━━━ DATA EXTRACT ━━━
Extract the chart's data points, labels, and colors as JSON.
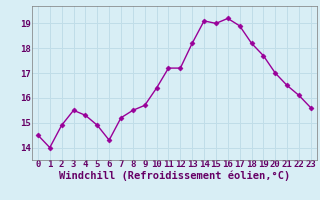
{
  "x": [
    0,
    1,
    2,
    3,
    4,
    5,
    6,
    7,
    8,
    9,
    10,
    11,
    12,
    13,
    14,
    15,
    16,
    17,
    18,
    19,
    20,
    21,
    22,
    23
  ],
  "y": [
    14.5,
    14.0,
    14.9,
    15.5,
    15.3,
    14.9,
    14.3,
    15.2,
    15.5,
    15.7,
    16.4,
    17.2,
    17.2,
    18.2,
    19.1,
    19.0,
    19.2,
    18.9,
    18.2,
    17.7,
    17.0,
    16.5,
    16.1,
    15.6
  ],
  "line_color": "#990099",
  "marker": "D",
  "marker_size": 2.5,
  "line_width": 1.0,
  "xlabel": "Windchill (Refroidissement éolien,°C)",
  "xlabel_fontsize": 7.5,
  "xlim": [
    -0.5,
    23.5
  ],
  "ylim": [
    13.5,
    19.7
  ],
  "yticks": [
    14,
    15,
    16,
    17,
    18,
    19
  ],
  "xticks": [
    0,
    1,
    2,
    3,
    4,
    5,
    6,
    7,
    8,
    9,
    10,
    11,
    12,
    13,
    14,
    15,
    16,
    17,
    18,
    19,
    20,
    21,
    22,
    23
  ],
  "tick_fontsize": 6.5,
  "background_color": "#d8eef5",
  "grid_color": "#c0dde8",
  "grid_linewidth": 0.7,
  "text_color": "#660066",
  "spine_color": "#7a7a7a"
}
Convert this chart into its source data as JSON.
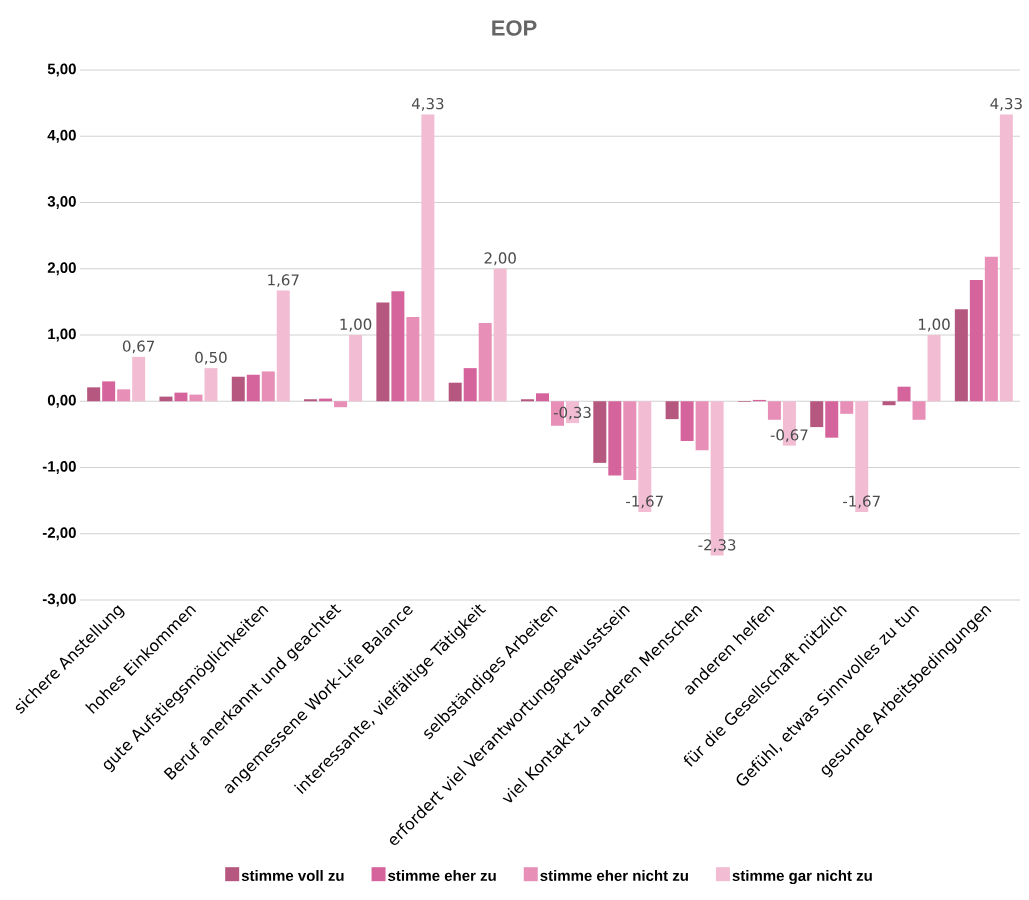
{
  "chart_data": {
    "type": "bar",
    "title": "EOP",
    "categories": [
      "sichere Anstellung",
      "hohes Einkommen",
      "gute Aufstiegsmöglichkeiten",
      "Beruf anerkannt und geachtet",
      "angemessene Work-Life Balance",
      "interessante, vielfältige Tätigkeit",
      "selbständiges Arbeiten",
      "erfordert viel Verantwortungsbewusstsein",
      "viel Kontakt zu anderen Menschen",
      "anderen helfen",
      "für die Gesellschaft nützlich",
      "Gefühl, etwas Sinnvolles zu tun",
      "gesunde Arbeitsbedingungen"
    ],
    "series": [
      {
        "name": "stimme voll zu",
        "color": "#b5577f",
        "values": [
          0.21,
          0.07,
          0.37,
          0.03,
          1.49,
          0.28,
          0.03,
          -0.93,
          -0.27,
          -0.01,
          -0.39,
          -0.06,
          1.39
        ]
      },
      {
        "name": "stimme eher zu",
        "color": "#d6649c",
        "values": [
          0.3,
          0.13,
          0.4,
          0.04,
          1.66,
          0.5,
          0.12,
          -1.12,
          -0.6,
          0.02,
          -0.55,
          0.22,
          1.83
        ]
      },
      {
        "name": "stimme eher nicht zu",
        "color": "#e88fb7",
        "values": [
          0.18,
          0.1,
          0.45,
          -0.09,
          1.27,
          1.18,
          -0.37,
          -1.19,
          -0.74,
          -0.28,
          -0.19,
          -0.28,
          2.18
        ]
      },
      {
        "name": "stimme gar nicht zu",
        "color": "#f2bdd3",
        "values": [
          0.67,
          0.5,
          1.67,
          1.0,
          4.33,
          2.0,
          -0.33,
          -1.67,
          -2.33,
          -0.67,
          -1.67,
          1.0,
          4.33
        ],
        "value_labels": [
          "0,67",
          "0,50",
          "1,67",
          "1,00",
          "4,33",
          "2,00",
          "-0,33",
          "-1,67",
          "-2,33",
          "-0,67",
          "-1,67",
          "1,00",
          "4,33"
        ]
      }
    ],
    "ylim": [
      -3,
      5
    ],
    "yticks": [
      {
        "value": -3,
        "label": "-3,00"
      },
      {
        "value": -2,
        "label": "-2,00"
      },
      {
        "value": -1,
        "label": "-1,00"
      },
      {
        "value": 0,
        "label": "0,00"
      },
      {
        "value": 1,
        "label": "1,00"
      },
      {
        "value": 2,
        "label": "2,00"
      },
      {
        "value": 3,
        "label": "3,00"
      },
      {
        "value": 4,
        "label": "4,00"
      },
      {
        "value": 5,
        "label": "5,00"
      }
    ],
    "grid": true,
    "legend": "bottom"
  }
}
━━━
- [EXERCISE TASK]
Leave out the pictures and copy everything else in the records word for word.

- [RESPONSE]
Extract the chart's data points, labels, and colors as JSON.
{
  "x": [
    0,
    1,
    2,
    3,
    4,
    5,
    6,
    7,
    8,
    9,
    10,
    11,
    12,
    13,
    14,
    15,
    16,
    17,
    18,
    19,
    20,
    21,
    22,
    23
  ],
  "y": [
    14.5,
    14.0,
    14.9,
    15.5,
    15.3,
    14.9,
    14.3,
    15.2,
    15.5,
    15.7,
    16.4,
    17.2,
    17.2,
    18.2,
    19.1,
    19.0,
    19.2,
    18.9,
    18.2,
    17.7,
    17.0,
    16.5,
    16.1,
    15.6
  ],
  "line_color": "#990099",
  "marker": "D",
  "marker_size": 2.5,
  "line_width": 1.0,
  "xlabel": "Windchill (Refroidissement éolien,°C)",
  "xlabel_fontsize": 7.5,
  "xlim": [
    -0.5,
    23.5
  ],
  "ylim": [
    13.5,
    19.7
  ],
  "yticks": [
    14,
    15,
    16,
    17,
    18,
    19
  ],
  "xticks": [
    0,
    1,
    2,
    3,
    4,
    5,
    6,
    7,
    8,
    9,
    10,
    11,
    12,
    13,
    14,
    15,
    16,
    17,
    18,
    19,
    20,
    21,
    22,
    23
  ],
  "tick_fontsize": 6.5,
  "background_color": "#d8eef5",
  "grid_color": "#c0dde8",
  "grid_linewidth": 0.7,
  "text_color": "#660066",
  "spine_color": "#7a7a7a"
}
Convert this chart into its source data as JSON.
{
  "chart_data": {
    "type": "bar",
    "title": "EOP",
    "categories": [
      "sichere Anstellung",
      "hohes Einkommen",
      "gute Aufstiegsmöglichkeiten",
      "Beruf anerkannt und geachtet",
      "angemessene Work-Life Balance",
      "interessante, vielfältige Tätigkeit",
      "selbständiges Arbeiten",
      "erfordert viel Verantwortungsbewusstsein",
      "viel Kontakt zu anderen Menschen",
      "anderen helfen",
      "für die Gesellschaft nützlich",
      "Gefühl, etwas Sinnvolles zu tun",
      "gesunde Arbeitsbedingungen"
    ],
    "series": [
      {
        "name": "stimme voll zu",
        "color": "#b5577f",
        "values": [
          0.21,
          0.07,
          0.37,
          0.03,
          1.49,
          0.28,
          0.03,
          -0.93,
          -0.27,
          -0.01,
          -0.39,
          -0.06,
          1.39
        ]
      },
      {
        "name": "stimme eher zu",
        "color": "#d6649c",
        "values": [
          0.3,
          0.13,
          0.4,
          0.04,
          1.66,
          0.5,
          0.12,
          -1.12,
          -0.6,
          0.02,
          -0.55,
          0.22,
          1.83
        ]
      },
      {
        "name": "stimme eher nicht zu",
        "color": "#e88fb7",
        "values": [
          0.18,
          0.1,
          0.45,
          -0.09,
          1.27,
          1.18,
          -0.37,
          -1.19,
          -0.74,
          -0.28,
          -0.19,
          -0.28,
          2.18
        ]
      },
      {
        "name": "stimme gar nicht zu",
        "color": "#f2bdd3",
        "values": [
          0.67,
          0.5,
          1.67,
          1.0,
          4.33,
          2.0,
          -0.33,
          -1.67,
          -2.33,
          -0.67,
          -1.67,
          1.0,
          4.33
        ],
        "value_labels": [
          "0,67",
          "0,50",
          "1,67",
          "1,00",
          "4,33",
          "2,00",
          "-0,33",
          "-1,67",
          "-2,33",
          "-0,67",
          "-1,67",
          "1,00",
          "4,33"
        ]
      }
    ],
    "ylim": [
      -3,
      5
    ],
    "yticks": [
      {
        "value": -3,
        "label": "-3,00"
      },
      {
        "value": -2,
        "label": "-2,00"
      },
      {
        "value": -1,
        "label": "-1,00"
      },
      {
        "value": 0,
        "label": "0,00"
      },
      {
        "value": 1,
        "label": "1,00"
      },
      {
        "value": 2,
        "label": "2,00"
      },
      {
        "value": 3,
        "label": "3,00"
      },
      {
        "value": 4,
        "label": "4,00"
      },
      {
        "value": 5,
        "label": "5,00"
      }
    ],
    "grid": true,
    "legend": "bottom"
  }
}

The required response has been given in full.